**Liste des consignes:**
a. Selon la critique, entre quels deux points de vue Claire Simon pose-t-elle sa caméra dans LE CONCOURS ?
b. Renvoyez à l'identique les lignes du listing en commençant par celle qui contient "course-paragraph: thence Southerly" et en terminant par celle qui contient "scan-speck [11, 769, 13, 771]", ces deux lignes comprises.

**Texte fourni:**
____
Le Concours

Depuis un moment, nombreux sont ceux qui parlent de Claire Simon comme une nouvelle cousine de Frederick Wiseman. Ils n’ont pas tout à fait tort, même si GARE DU NORD avait une demi part de fiction, et que LES BUREAUX DE DIEU sont davantage des confessions où la cinéaste ne cache pas sa présence. Plus du tout présente physiquement, mais toujours présente oralement (sous la forme d’échanges) dans LE BOIS DONT LES REVES SONT FAITS, elle dévit progressivement vers un cinéma documentaire très proche de celui de Wiseman. Celui qui s’efface complètement pour laisser la parole émerger, pour laisser les personnes faire, Claire Simon reproduit l’approche dans LE CONCOURS. Elle pose sa caméra dans deux points de vue : les candidats et les jurys.

Bien davantage qu’une opposition des points de vue, l’approche de la cinéaste est d’explorer une confrontation entre deux générations. Il y a ceux qui sont accomplis et reconnus dans le milieu du cinéma (qu’ils soient artistes, distributeurs, exploitants, etc…) et il y a l’avenir du cinéma : ces candidats qui n’inspirent qu’à mettre en œuvre leurs idées, leur propre approche artistique. Ce travail de miroir, fabuleusement et modestement développé en champs / contre-champs, est bien plus vaste que le sujet même du cinéma. Il peut s’appliquer à tout concours dans une école d’art. Ainsi, grâce son effacement total, Claire Simon permet à l’art de ressortir complètement de son film, d’en faire une quête. Le parcours est alors constitué de toutes les étapes du concours, toutefois montées dans une transparence afin de ne pas tomber dans le piège didactique du chapitrage.

Claire Simon dilue très bien la notion de temps, ne cherchant jamais à entrer pleinement dans ce qui constitue le fond du concours. Au contraire, en montant ses séquences de manière pour en créer un carrefour de la pensée (puisqu’il s’agit de suivre plusieurs entretiens, plusieurs candidats différents), le documentaire se pose une seule question : qu’est-ce que la création ? A travers un « passage de flambeau » entre les deux générations, le documentaire tend à éplucher le concept de création pour en donner plusieurs définitions. Celles-ci ne sont pas données par Claire Simon, mais par les candidats, qui ont tous un rapport distinct et personnel à la création. Ainsi, LE CONCOURS permet d’élargir le champ des possibilités – aussi bien dans le fond que dans la forme, avec les multiples espaces filmés par la caméra.
____
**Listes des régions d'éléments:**
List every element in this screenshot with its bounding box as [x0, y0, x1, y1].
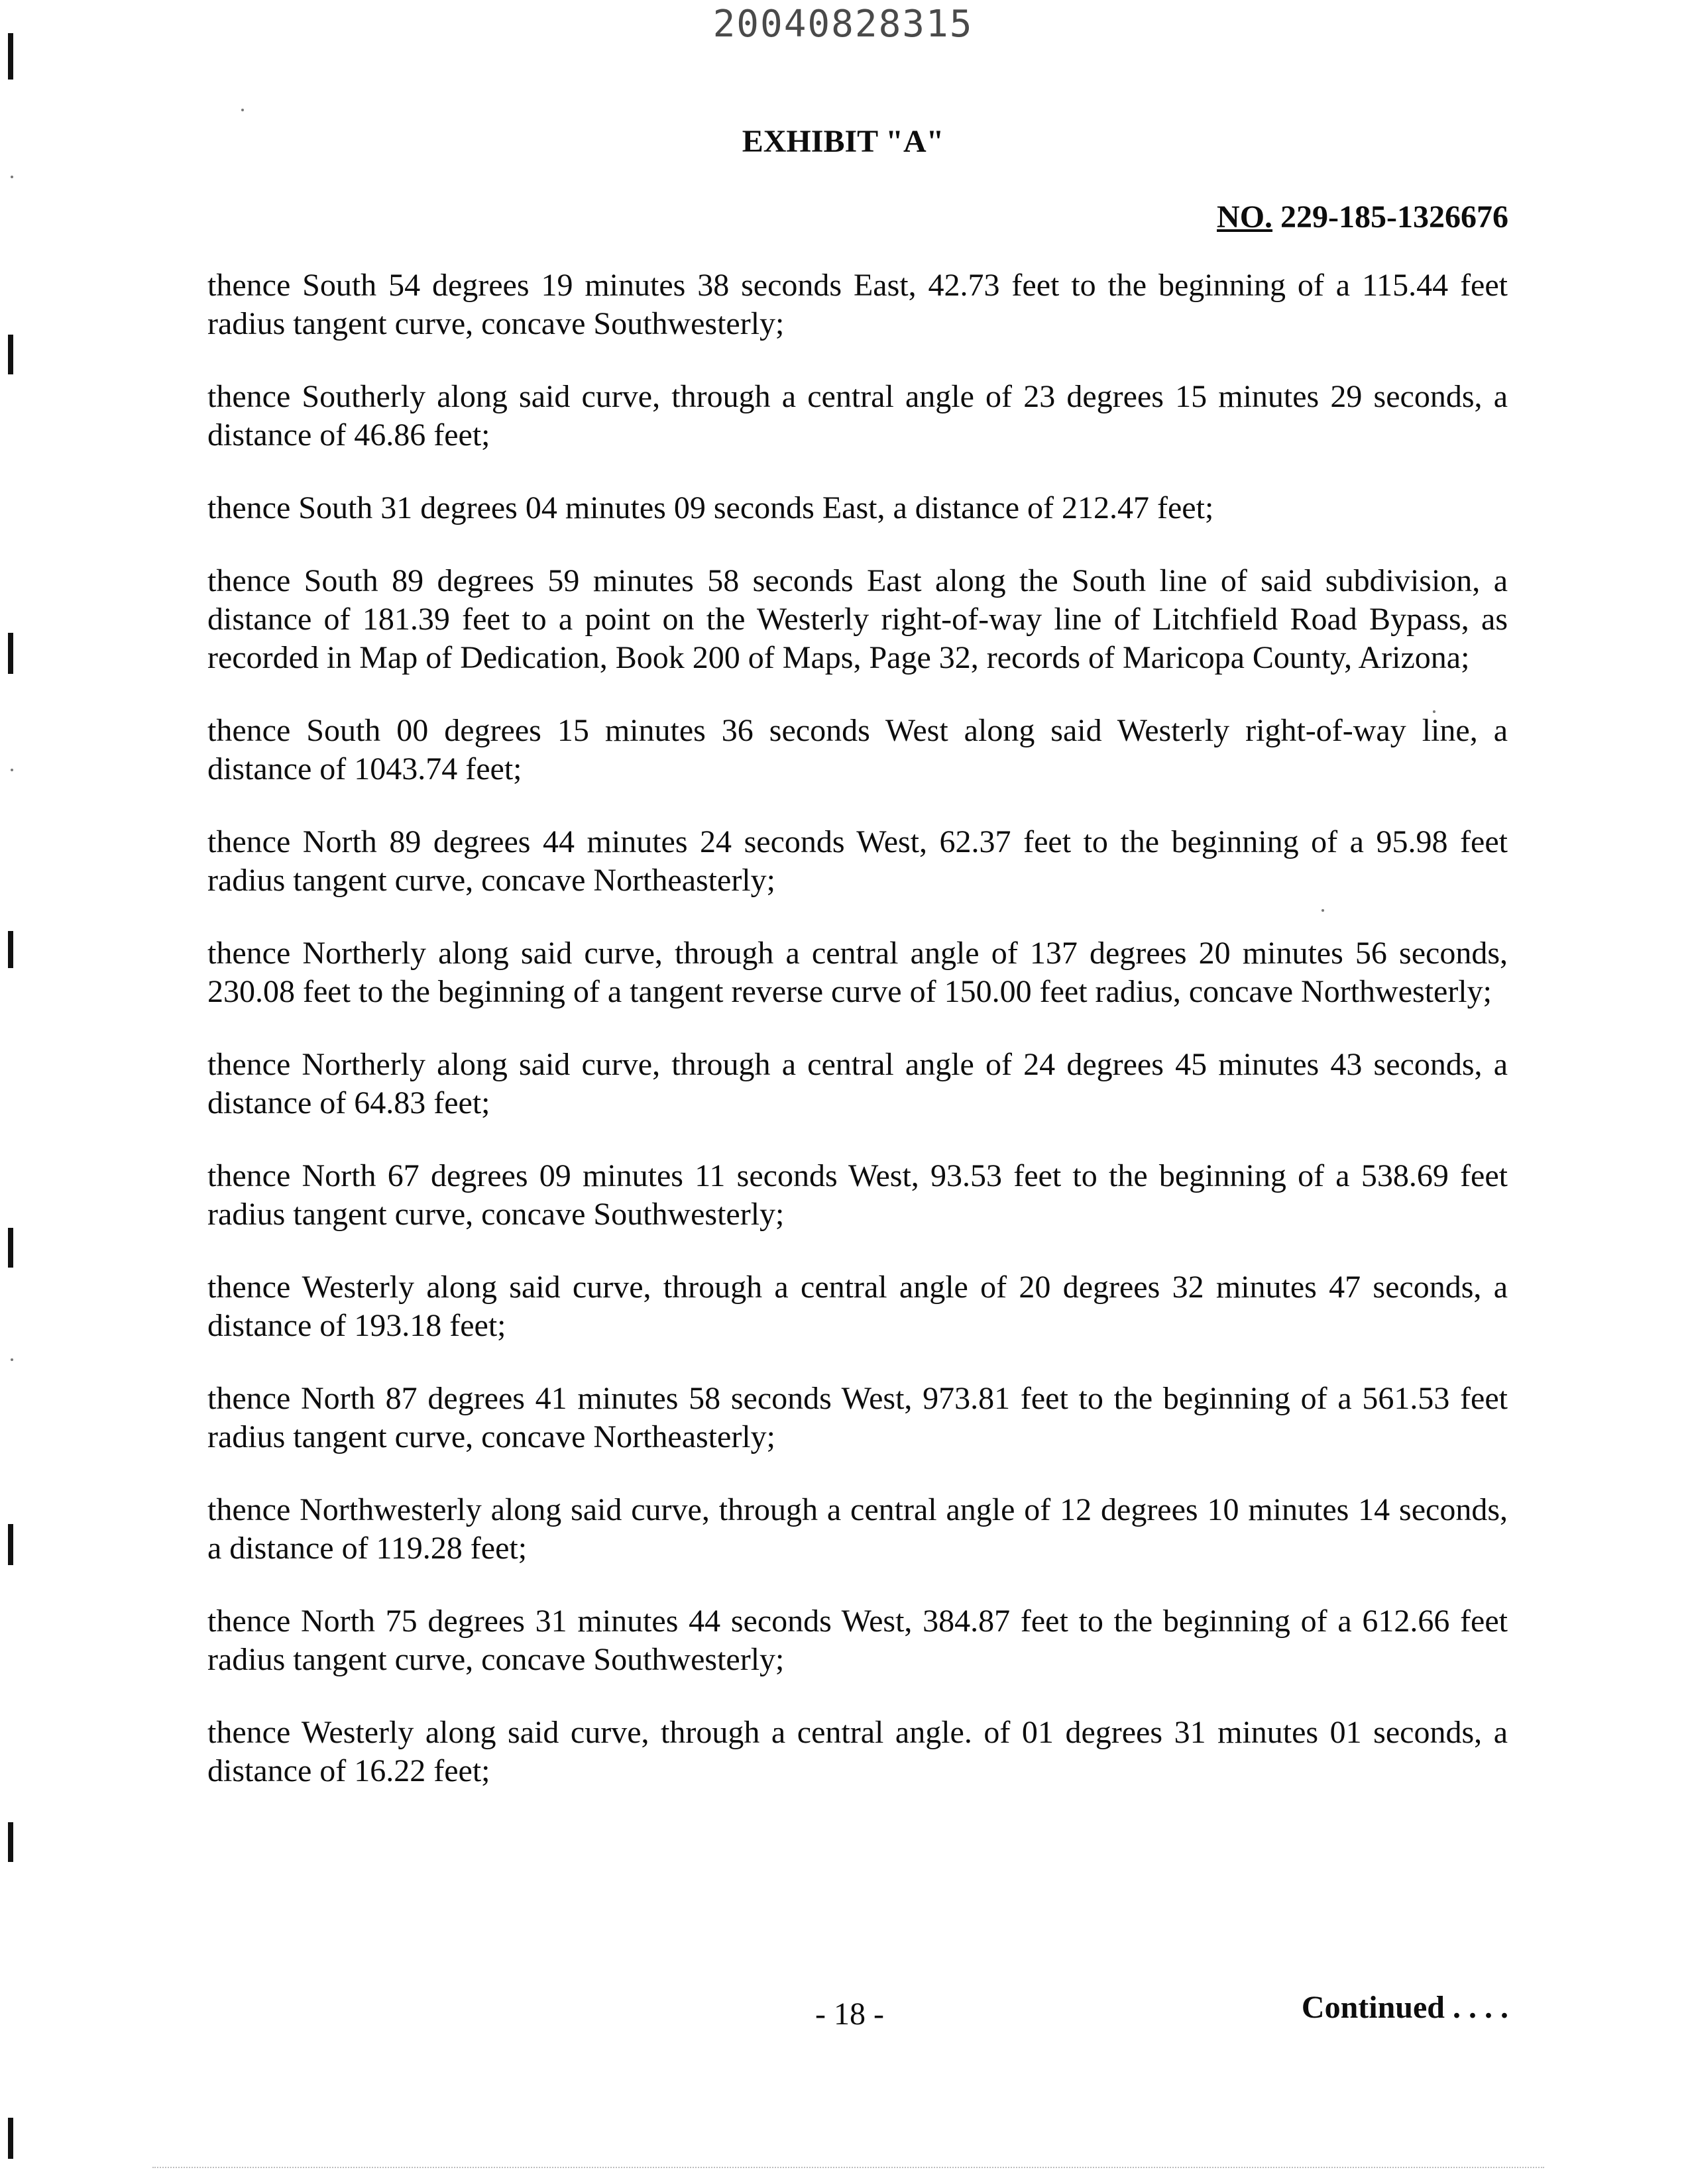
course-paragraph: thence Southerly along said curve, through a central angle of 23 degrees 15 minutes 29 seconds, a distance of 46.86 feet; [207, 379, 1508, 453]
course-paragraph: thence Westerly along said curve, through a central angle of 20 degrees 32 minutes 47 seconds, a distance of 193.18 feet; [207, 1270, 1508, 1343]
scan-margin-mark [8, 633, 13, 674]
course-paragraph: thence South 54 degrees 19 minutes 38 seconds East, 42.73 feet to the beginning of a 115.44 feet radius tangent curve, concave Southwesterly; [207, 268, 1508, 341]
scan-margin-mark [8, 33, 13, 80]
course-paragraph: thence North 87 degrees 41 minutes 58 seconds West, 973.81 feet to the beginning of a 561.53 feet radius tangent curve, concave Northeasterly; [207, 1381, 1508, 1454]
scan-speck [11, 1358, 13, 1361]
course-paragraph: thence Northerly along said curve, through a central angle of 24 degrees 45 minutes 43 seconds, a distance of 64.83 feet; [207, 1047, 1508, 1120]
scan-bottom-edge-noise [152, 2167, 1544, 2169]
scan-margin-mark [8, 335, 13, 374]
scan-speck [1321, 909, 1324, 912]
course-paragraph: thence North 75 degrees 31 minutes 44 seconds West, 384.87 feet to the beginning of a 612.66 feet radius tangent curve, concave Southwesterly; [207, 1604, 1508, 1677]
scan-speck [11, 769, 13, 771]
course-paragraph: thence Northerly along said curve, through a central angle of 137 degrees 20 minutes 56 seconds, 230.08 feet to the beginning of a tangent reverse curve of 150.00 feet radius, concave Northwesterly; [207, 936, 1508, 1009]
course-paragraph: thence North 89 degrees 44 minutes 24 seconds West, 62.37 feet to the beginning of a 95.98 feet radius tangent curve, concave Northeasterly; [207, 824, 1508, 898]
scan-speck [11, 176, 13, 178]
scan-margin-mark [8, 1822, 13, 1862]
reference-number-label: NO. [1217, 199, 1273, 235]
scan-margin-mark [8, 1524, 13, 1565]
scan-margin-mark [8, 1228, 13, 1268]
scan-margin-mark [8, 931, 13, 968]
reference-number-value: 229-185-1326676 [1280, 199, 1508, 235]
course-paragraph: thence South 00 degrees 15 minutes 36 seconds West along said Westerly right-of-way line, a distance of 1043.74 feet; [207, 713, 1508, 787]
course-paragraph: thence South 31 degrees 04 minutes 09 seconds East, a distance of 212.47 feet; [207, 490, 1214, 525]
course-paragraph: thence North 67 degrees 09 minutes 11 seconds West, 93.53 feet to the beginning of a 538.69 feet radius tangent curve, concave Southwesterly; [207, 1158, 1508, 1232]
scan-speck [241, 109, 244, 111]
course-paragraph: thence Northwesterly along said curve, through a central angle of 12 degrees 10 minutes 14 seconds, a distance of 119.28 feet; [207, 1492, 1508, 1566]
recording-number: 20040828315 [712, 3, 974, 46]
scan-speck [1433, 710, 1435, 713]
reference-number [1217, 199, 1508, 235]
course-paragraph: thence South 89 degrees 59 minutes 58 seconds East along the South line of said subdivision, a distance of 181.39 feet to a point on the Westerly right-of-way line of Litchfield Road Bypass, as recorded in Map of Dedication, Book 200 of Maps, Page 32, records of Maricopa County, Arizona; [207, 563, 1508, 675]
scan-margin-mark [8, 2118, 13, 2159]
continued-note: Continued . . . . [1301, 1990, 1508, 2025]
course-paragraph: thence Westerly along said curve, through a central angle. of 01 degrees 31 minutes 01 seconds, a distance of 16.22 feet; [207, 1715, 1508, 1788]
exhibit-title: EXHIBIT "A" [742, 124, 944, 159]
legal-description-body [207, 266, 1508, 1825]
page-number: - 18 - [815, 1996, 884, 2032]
____
**Réponses par consigne:**
a. Entre les candidats et les jurys.

b.
course-paragraph: thence Southerly along said curve, through a central angle of 23 degrees 15 minutes 29 seconds, a distance of 46.86 feet; [207, 379, 1508, 453]
course-paragraph: thence Westerly along said curve, through a central angle of 20 degrees 32 minutes 47 seconds, a distance of 193.18 feet; [207, 1270, 1508, 1343]
scan-margin-mark [8, 633, 13, 674]
course-paragraph: thence South 54 degrees 19 minutes 38 seconds East, 42.73 feet to the beginning of a 115.44 feet radius tangent curve, concave Southwesterly; [207, 268, 1508, 341]
scan-margin-mark [8, 33, 13, 80]
course-paragraph: thence North 87 degrees 41 minutes 58 seconds West, 973.81 feet to the beginning of a 561.53 feet radius tangent curve, concave Northeasterly; [207, 1381, 1508, 1454]
scan-speck [11, 1358, 13, 1361]
course-paragraph: thence Northerly along said curve, through a central angle of 24 degrees 45 minutes 43 seconds, a distance of 64.83 feet; [207, 1047, 1508, 1120]
scan-bottom-edge-noise [152, 2167, 1544, 2169]
scan-margin-mark [8, 335, 13, 374]
scan-speck [1321, 909, 1324, 912]
course-paragraph: thence North 75 degrees 31 minutes 44 seconds West, 384.87 feet to the beginning of a 612.66 feet radius tangent curve, concave Southwesterly; [207, 1604, 1508, 1677]
scan-speck [11, 769, 13, 771]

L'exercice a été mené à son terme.